### Material for this exercise:
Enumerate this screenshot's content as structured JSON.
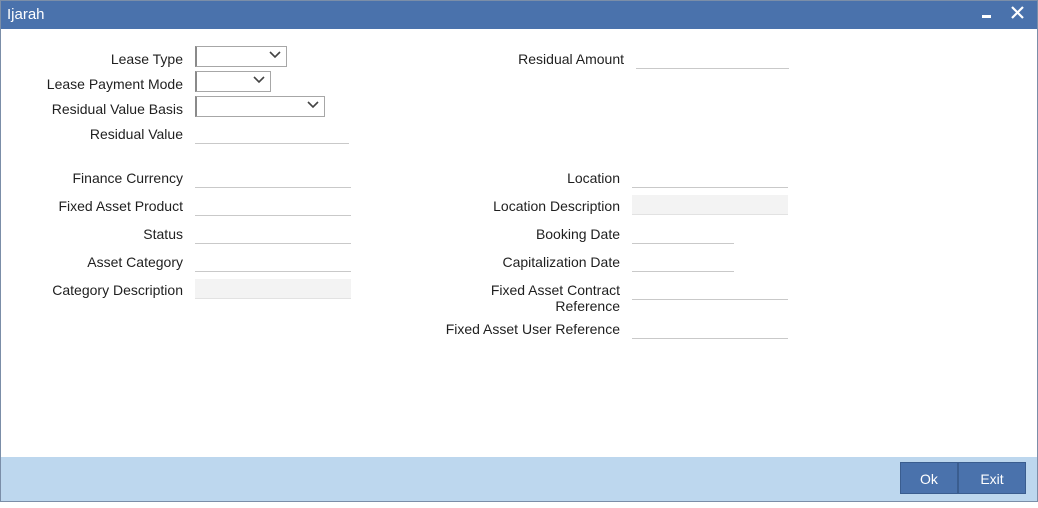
{
  "window": {
    "title": "Ijarah",
    "minimize_symbol": "▬",
    "close_symbol": "✕"
  },
  "left_fields": {
    "lease_type": {
      "label": "Lease Type",
      "value": ""
    },
    "lease_payment_mode": {
      "label": "Lease Payment Mode",
      "value": ""
    },
    "residual_value_basis": {
      "label": "Residual Value Basis",
      "value": ""
    },
    "residual_value": {
      "label": "Residual Value",
      "value": ""
    },
    "finance_currency": {
      "label": "Finance Currency",
      "value": ""
    },
    "fixed_asset_product": {
      "label": "Fixed Asset Product",
      "value": ""
    },
    "status": {
      "label": "Status",
      "value": ""
    },
    "asset_category": {
      "label": "Asset Category",
      "value": ""
    },
    "category_description": {
      "label": "Category Description",
      "value": ""
    }
  },
  "right_fields": {
    "residual_amount": {
      "label": "Residual Amount",
      "value": ""
    },
    "location": {
      "label": "Location",
      "value": ""
    },
    "location_description": {
      "label": "Location Description",
      "value": ""
    },
    "booking_date": {
      "label": "Booking Date",
      "value": ""
    },
    "capitalization_date": {
      "label": "Capitalization Date",
      "value": ""
    },
    "fixed_asset_contract_reference": {
      "label_line1": "Fixed Asset Contract",
      "label_line2": "Reference",
      "value": ""
    },
    "fixed_asset_user_reference": {
      "label": "Fixed Asset User Reference",
      "value": ""
    }
  },
  "footer": {
    "ok_label": "Ok",
    "exit_label": "Exit"
  },
  "colors": {
    "titlebar": "#4a72ac",
    "footer": "#bdd7ee",
    "button": "#4a72ac"
  },
  "icons": {
    "dropdown": "chevron-down-icon",
    "minimize": "minimize-icon",
    "close": "close-icon"
  }
}
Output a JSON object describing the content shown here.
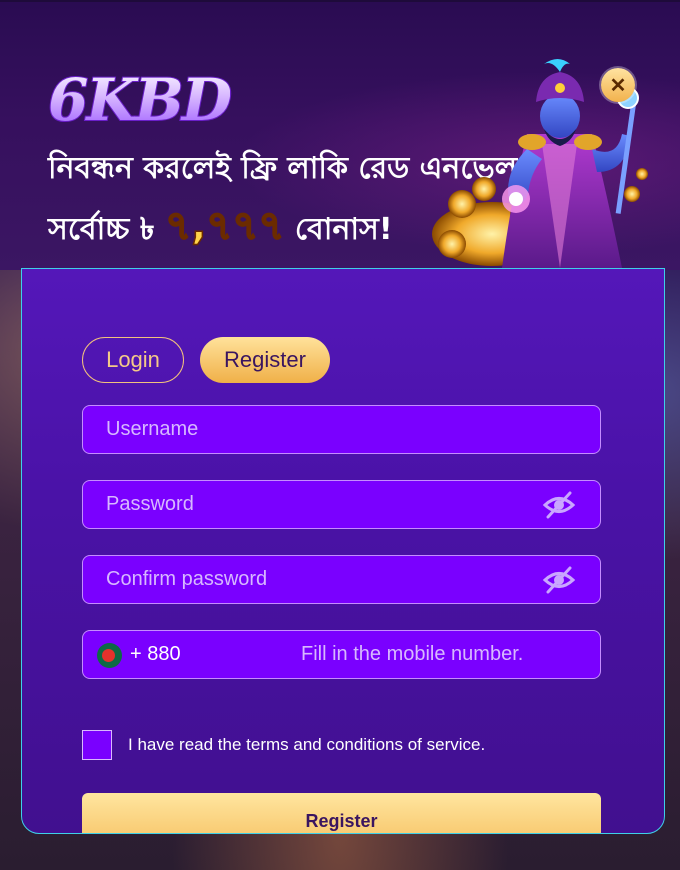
{
  "banner": {
    "logo_text": "6KBD",
    "promo_line1": "নিবন্ধন করলেই ফ্রি লাকি রেড এনভেলপ",
    "promo_line2_prefix": "সর্বোচ্চ ৳",
    "promo_amount": "৭,৭৭৭",
    "promo_line2_suffix": "বোনাস!",
    "close_symbol": "✕"
  },
  "tabs": {
    "login_label": "Login",
    "register_label": "Register",
    "active": "Register"
  },
  "form": {
    "username_placeholder": "Username",
    "password_placeholder": "Password",
    "confirm_password_placeholder": "Confirm password",
    "country_code": "+ 880",
    "phone_placeholder": "Fill in the mobile number.",
    "terms_text": "I have read the terms and conditions of service.",
    "submit_label": "Register"
  },
  "icons": {
    "close": "close-icon",
    "eye_password": "eye-off-icon",
    "eye_confirm": "eye-off-icon",
    "flag": "bangladesh-flag-icon"
  },
  "colors": {
    "accent_gold": "#f0b048",
    "field_bg": "#7a00ff",
    "panel_bg": "#5417b9"
  }
}
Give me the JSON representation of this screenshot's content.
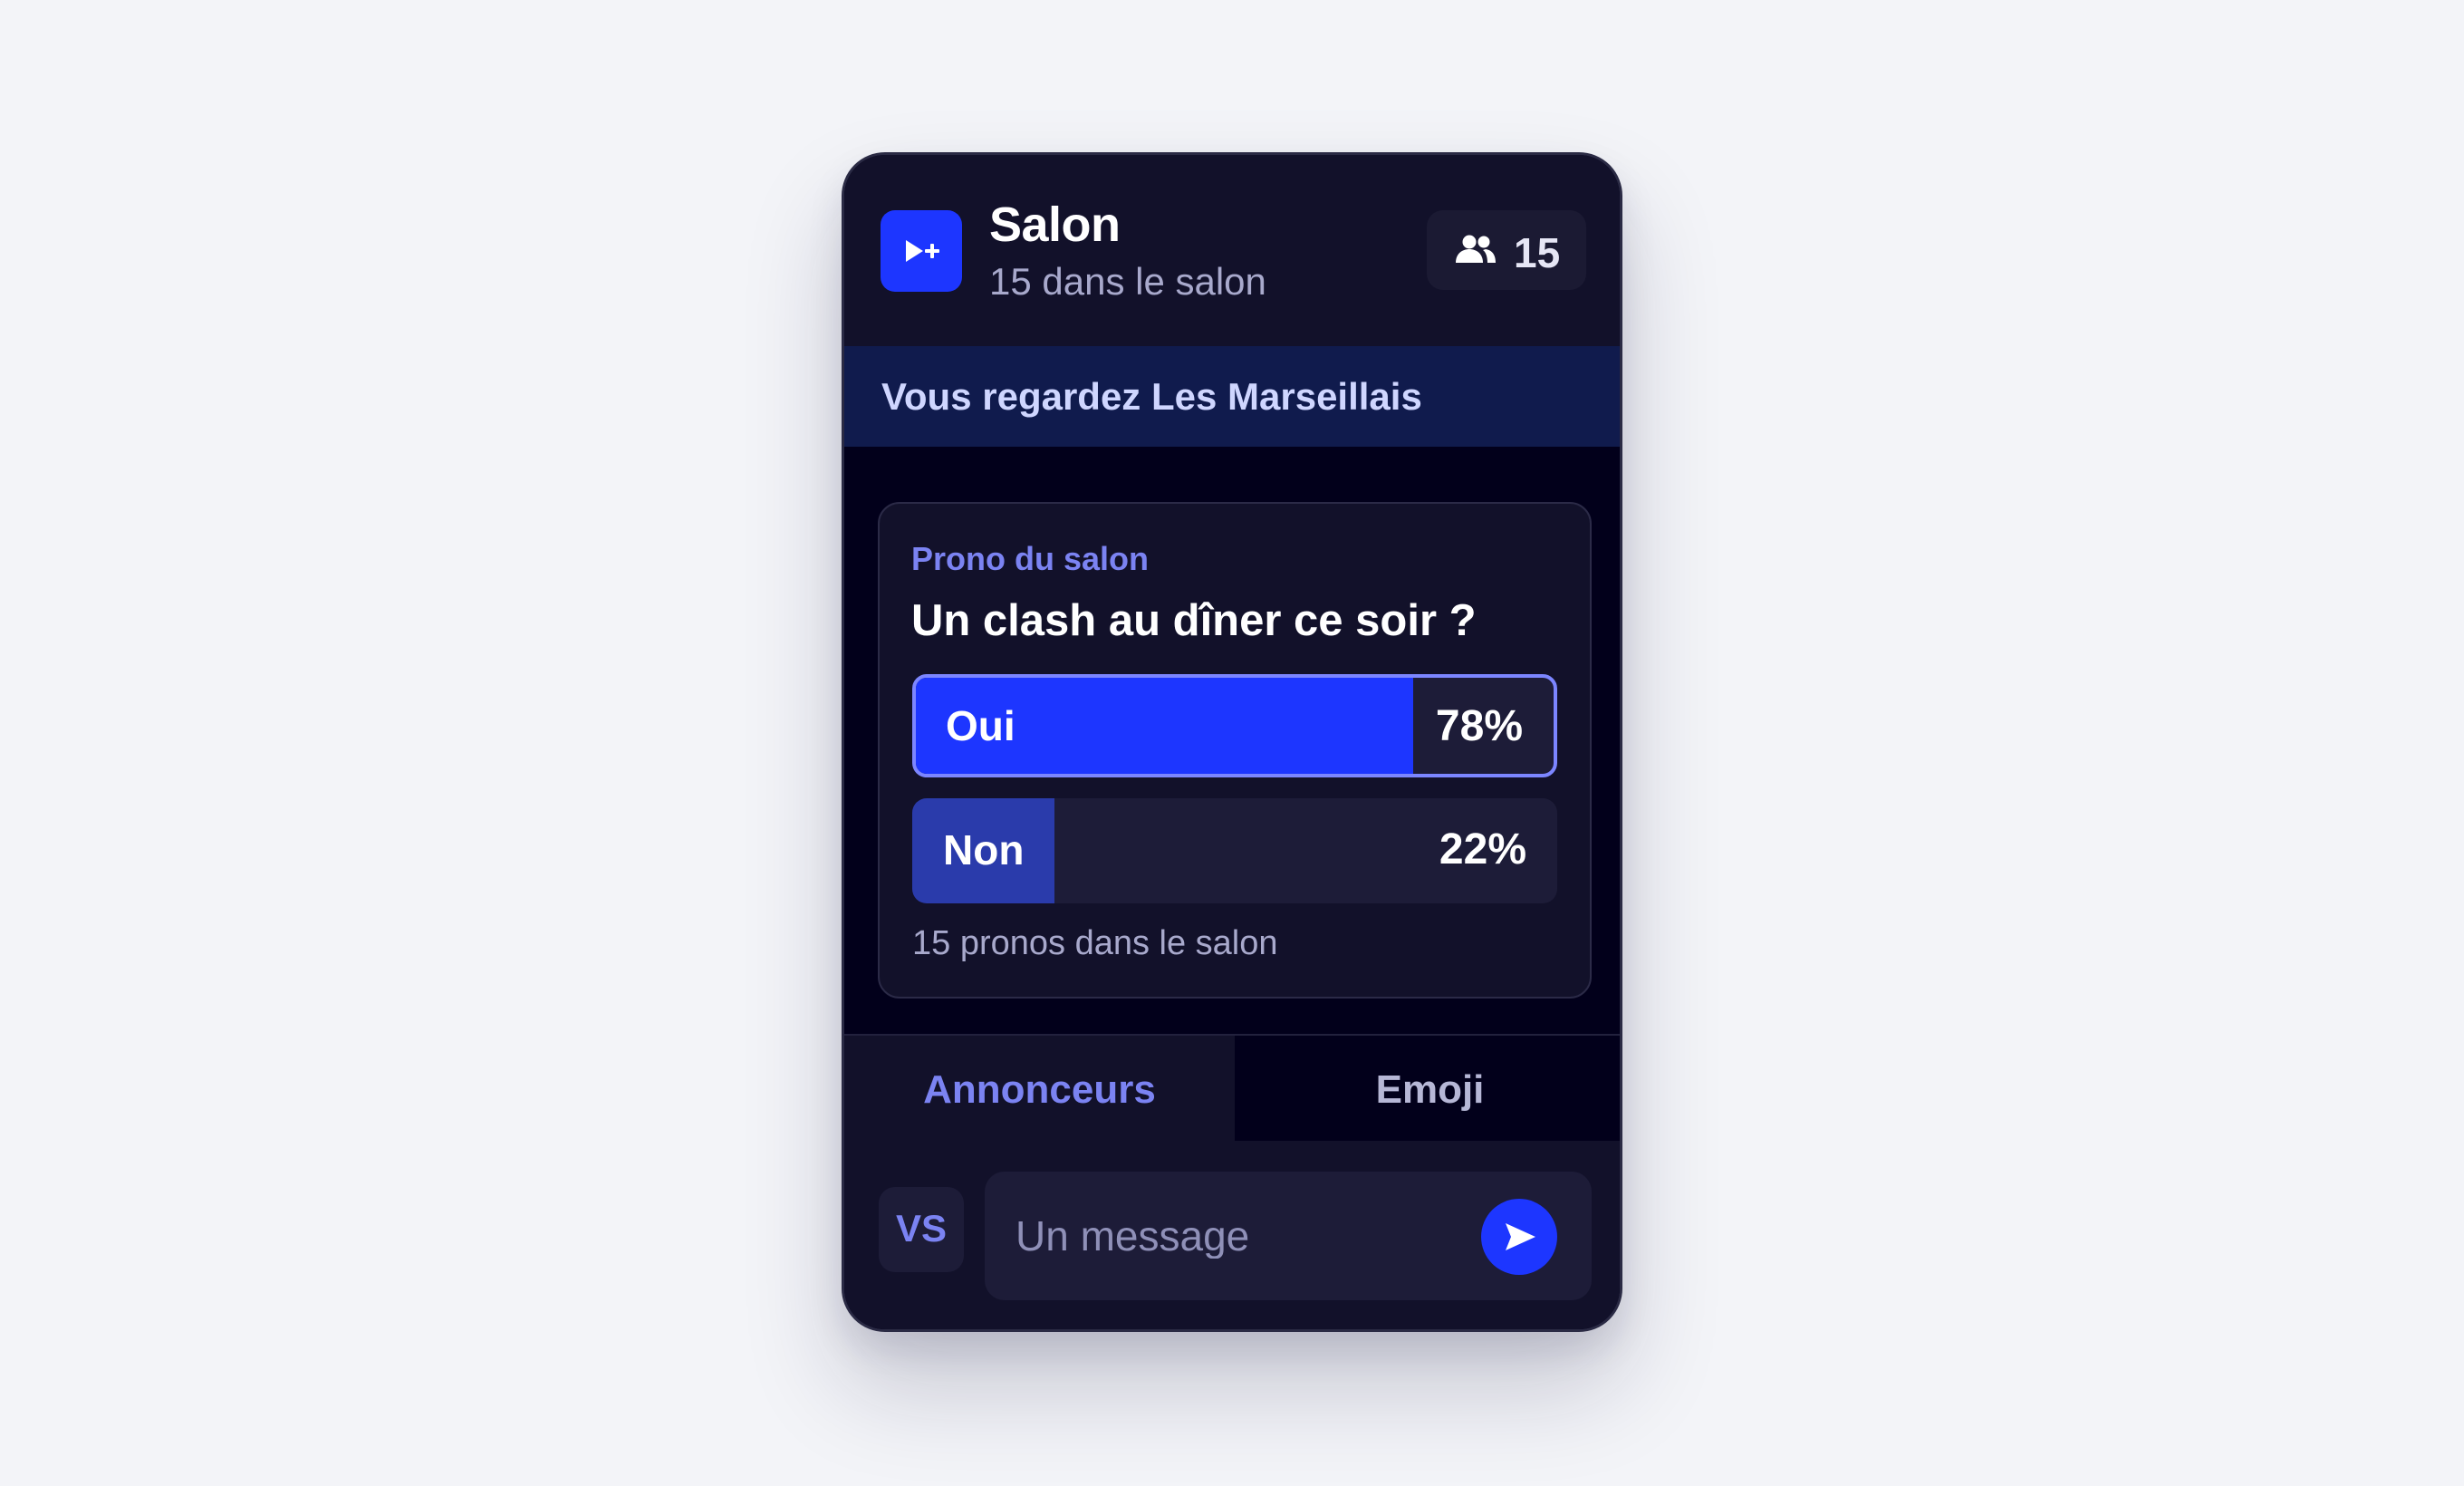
{
  "header": {
    "title": "Salon",
    "subtitle": "15 dans le salon",
    "viewer_count": "15",
    "icons": {
      "logo": "play-plus-icon",
      "viewers": "people-icon"
    }
  },
  "banner": {
    "text": "Vous regardez Les Marseillais"
  },
  "poll": {
    "label": "Prono du salon",
    "question": "Un clash au dîner ce soir ?",
    "options": [
      {
        "label": "Oui",
        "percent_text": "78%",
        "percent": 78,
        "selected": true
      },
      {
        "label": "Non",
        "percent_text": "22%",
        "percent": 22,
        "selected": false
      }
    ],
    "footer": "15 pronos dans le salon"
  },
  "tabs": [
    {
      "label": "Annonceurs",
      "active": true
    },
    {
      "label": "Emoji",
      "active": false
    }
  ],
  "composer": {
    "avatar_initials": "VS",
    "placeholder": "Un message",
    "value": "",
    "send_icon": "send-arrow-icon"
  },
  "colors": {
    "accent": "#1d36ff",
    "accent_light": "#7b83f2",
    "card_bg": "#02001b",
    "panel_bg": "#12112a",
    "banner_bg": "#101b4d",
    "page_bg": "#f3f4f8"
  }
}
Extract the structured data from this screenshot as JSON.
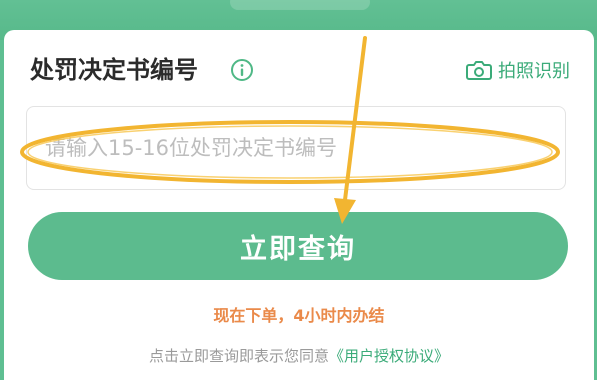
{
  "form": {
    "title": "处罚决定书编号",
    "info_icon": "info-circle-icon",
    "camera_icon": "camera-icon",
    "camera_label": "拍照识别",
    "input_placeholder": "请输入15-16位处罚决定书编号",
    "input_value": "",
    "submit_label": "立即查询",
    "promo_text": "现在下单，4小时内办结",
    "agreement_prefix": "点击立即查询即表示您同意",
    "agreement_link": "《用户授权协议》"
  },
  "annotation": {
    "shape": "ellipse-highlight-and-arrow"
  },
  "colors": {
    "brand_green": "#5cbb8e",
    "accent_green": "#3bab79",
    "promo_orange": "#ea8a4a",
    "annotation_yellow": "#f2b531",
    "title_text": "#2b2b2b",
    "muted_text": "#9a9a9a"
  }
}
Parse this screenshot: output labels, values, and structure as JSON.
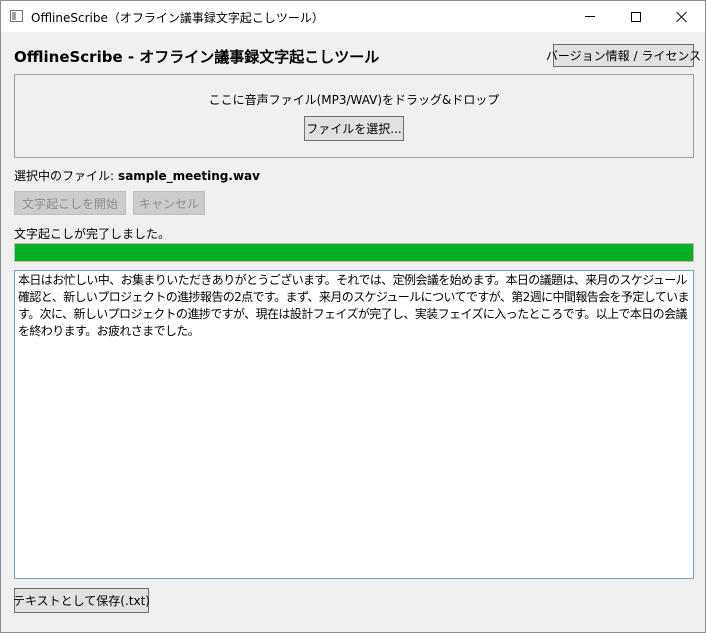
{
  "window": {
    "title": "OfflineScribe（オフライン議事録文字起こしツール）"
  },
  "header": {
    "title": "OfflineScribe - オフライン議事録文字起こしツール",
    "version_button": "バージョン情報 / ライセンス"
  },
  "dropzone": {
    "instruction": "ここに音声ファイル(MP3/WAV)をドラッグ&ドロップ",
    "select_button": "ファイルを選択..."
  },
  "file": {
    "label": "選択中のファイル:",
    "name": "sample_meeting.wav"
  },
  "actions": {
    "start_button": "文字起こしを開始",
    "cancel_button": "キャンセル"
  },
  "status": {
    "message": "文字起こしが完了しました。",
    "progress_percent": 100
  },
  "transcript": {
    "text": "本日はお忙しい中、お集まりいただきありがとうございます。それでは、定例会議を始めます。本日の議題は、来月のスケジュール確認と、新しいプロジェクトの進捗報告の2点です。まず、来月のスケジュールについてですが、第2週に中間報告会を予定しています。次に、新しいプロジェクトの進捗ですが、現在は設計フェイズが完了し、実装フェイズに入ったところです。以上で本日の会議を終わります。お疲れさまでした。"
  },
  "footer": {
    "save_button": "テキストとして保存(.txt)"
  },
  "colors": {
    "progress_fill": "#06b025",
    "window_bg": "#f0f0f0"
  }
}
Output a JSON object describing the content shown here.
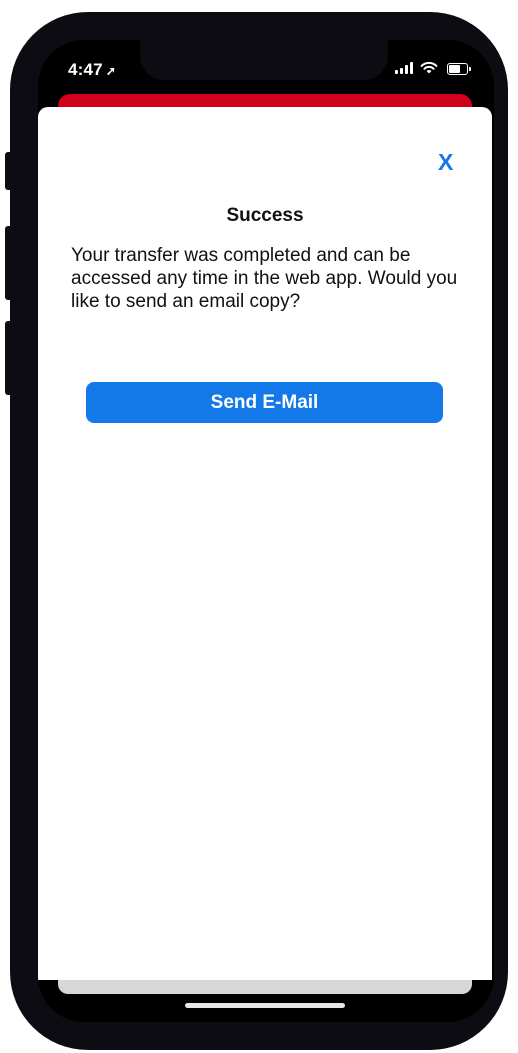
{
  "status_bar": {
    "time": "4:47",
    "location_icon": "location-arrow-icon",
    "icons": [
      "signal-bars-icon",
      "wifi-icon",
      "battery-icon"
    ]
  },
  "colors": {
    "accent": "#1479e8",
    "header_red": "#d0021b"
  },
  "modal": {
    "close_label": "X",
    "title": "Success",
    "message": "Your transfer was completed and can be accessed any time in the web app. Would you like to send an email copy?",
    "primary_button": "Send E-Mail"
  }
}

### Instruction:
What comes back should match the records exactly, minus any pictures.

### Exercise solution:
Enumerate this screenshot's content as structured JSON.
{
  "window": {
    "title": "Ijarah",
    "minimize_symbol": "▬",
    "close_symbol": "✕"
  },
  "left_fields": {
    "lease_type": {
      "label": "Lease Type",
      "value": ""
    },
    "lease_payment_mode": {
      "label": "Lease Payment Mode",
      "value": ""
    },
    "residual_value_basis": {
      "label": "Residual Value Basis",
      "value": ""
    },
    "residual_value": {
      "label": "Residual Value",
      "value": ""
    },
    "finance_currency": {
      "label": "Finance Currency",
      "value": ""
    },
    "fixed_asset_product": {
      "label": "Fixed Asset Product",
      "value": ""
    },
    "status": {
      "label": "Status",
      "value": ""
    },
    "asset_category": {
      "label": "Asset Category",
      "value": ""
    },
    "category_description": {
      "label": "Category Description",
      "value": ""
    }
  },
  "right_fields": {
    "residual_amount": {
      "label": "Residual Amount",
      "value": ""
    },
    "location": {
      "label": "Location",
      "value": ""
    },
    "location_description": {
      "label": "Location Description",
      "value": ""
    },
    "booking_date": {
      "label": "Booking Date",
      "value": ""
    },
    "capitalization_date": {
      "label": "Capitalization Date",
      "value": ""
    },
    "fixed_asset_contract_reference": {
      "label_line1": "Fixed Asset Contract",
      "label_line2": "Reference",
      "value": ""
    },
    "fixed_asset_user_reference": {
      "label": "Fixed Asset User Reference",
      "value": ""
    }
  },
  "footer": {
    "ok_label": "Ok",
    "exit_label": "Exit"
  },
  "colors": {
    "titlebar": "#4a72ac",
    "footer": "#bdd7ee",
    "button": "#4a72ac"
  },
  "icons": {
    "dropdown": "chevron-down-icon",
    "minimize": "minimize-icon",
    "close": "close-icon"
  }
}
Output a JSON object describing the content shown here.
{
  "banner": {
    "logo_text": "6KBD",
    "promo_line1": "নিবন্ধন করলেই ফ্রি লাকি রেড এনভেলপ",
    "promo_line2_prefix": "সর্বোচ্চ ৳",
    "promo_amount": "৭,৭৭৭",
    "promo_line2_suffix": "বোনাস!",
    "close_symbol": "✕"
  },
  "tabs": {
    "login_label": "Login",
    "register_label": "Register",
    "active": "Register"
  },
  "form": {
    "username_placeholder": "Username",
    "password_placeholder": "Password",
    "confirm_password_placeholder": "Confirm password",
    "country_code": "+ 880",
    "phone_placeholder": "Fill in the mobile number.",
    "terms_text": "I have read the terms and conditions of service.",
    "submit_label": "Register"
  },
  "icons": {
    "close": "close-icon",
    "eye_password": "eye-off-icon",
    "eye_confirm": "eye-off-icon",
    "flag": "bangladesh-flag-icon"
  },
  "colors": {
    "accent_gold": "#f0b048",
    "field_bg": "#7a00ff",
    "panel_bg": "#5417b9"
  }
}
Give me the JSON representation of this screenshot's content.
{
  "header": {
    "title": "Salon",
    "subtitle": "15 dans le salon",
    "viewer_count": "15",
    "icons": {
      "logo": "play-plus-icon",
      "viewers": "people-icon"
    }
  },
  "banner": {
    "text": "Vous regardez Les Marseillais"
  },
  "poll": {
    "label": "Prono du salon",
    "question": "Un clash au dîner ce soir ?",
    "options": [
      {
        "label": "Oui",
        "percent_text": "78%",
        "percent": 78,
        "selected": true
      },
      {
        "label": "Non",
        "percent_text": "22%",
        "percent": 22,
        "selected": false
      }
    ],
    "footer": "15 pronos dans le salon"
  },
  "tabs": [
    {
      "label": "Annonceurs",
      "active": true
    },
    {
      "label": "Emoji",
      "active": false
    }
  ],
  "composer": {
    "avatar_initials": "VS",
    "placeholder": "Un message",
    "value": "",
    "send_icon": "send-arrow-icon"
  },
  "colors": {
    "accent": "#1d36ff",
    "accent_light": "#7b83f2",
    "card_bg": "#02001b",
    "panel_bg": "#12112a",
    "banner_bg": "#101b4d",
    "page_bg": "#f3f4f8"
  }
}
Extract the structured data from this screenshot as JSON.
{
  "form": {
    "title": "处罚决定书编号",
    "info_icon": "info-circle-icon",
    "camera_icon": "camera-icon",
    "camera_label": "拍照识别",
    "input_placeholder": "请输入15-16位处罚决定书编号",
    "input_value": "",
    "submit_label": "立即查询",
    "promo_text": "现在下单，4小时内办结",
    "agreement_prefix": "点击立即查询即表示您同意",
    "agreement_link": "《用户授权协议》"
  },
  "annotation": {
    "shape": "ellipse-highlight-and-arrow"
  },
  "colors": {
    "brand_green": "#5cbb8e",
    "accent_green": "#3bab79",
    "promo_orange": "#ea8a4a",
    "annotation_yellow": "#f2b531",
    "title_text": "#2b2b2b",
    "muted_text": "#9a9a9a"
  }
}
Parse this screenshot: output labels, values, and structure as JSON.
{
  "window": {
    "title": "OfflineScribe（オフライン議事録文字起こしツール）"
  },
  "header": {
    "title": "OfflineScribe - オフライン議事録文字起こしツール",
    "version_button": "バージョン情報 / ライセンス"
  },
  "dropzone": {
    "instruction": "ここに音声ファイル(MP3/WAV)をドラッグ&ドロップ",
    "select_button": "ファイルを選択..."
  },
  "file": {
    "label": "選択中のファイル:",
    "name": "sample_meeting.wav"
  },
  "actions": {
    "start_button": "文字起こしを開始",
    "cancel_button": "キャンセル"
  },
  "status": {
    "message": "文字起こしが完了しました。",
    "progress_percent": 100
  },
  "transcript": {
    "text": "本日はお忙しい中、お集まりいただきありがとうございます。それでは、定例会議を始めます。本日の議題は、来月のスケジュール確認と、新しいプロジェクトの進捗報告の2点です。まず、来月のスケジュールについてですが、第2週に中間報告会を予定しています。次に、新しいプロジェクトの進捗ですが、現在は設計フェイズが完了し、実装フェイズに入ったところです。以上で本日の会議を終わります。お疲れさまでした。"
  },
  "footer": {
    "save_button": "テキストとして保存(.txt)"
  },
  "colors": {
    "progress_fill": "#06b025",
    "window_bg": "#f0f0f0"
  }
}
Output a JSON object describing the content shown here.
{
  "status_bar": {
    "time": "4:47",
    "location_icon": "location-arrow-icon",
    "icons": [
      "signal-bars-icon",
      "wifi-icon",
      "battery-icon"
    ]
  },
  "colors": {
    "accent": "#1479e8",
    "header_red": "#d0021b"
  },
  "modal": {
    "close_label": "X",
    "title": "Success",
    "message": "Your transfer was completed and can be accessed any time in the web app. Would you like to send an email copy?",
    "primary_button": "Send E-Mail"
  }
}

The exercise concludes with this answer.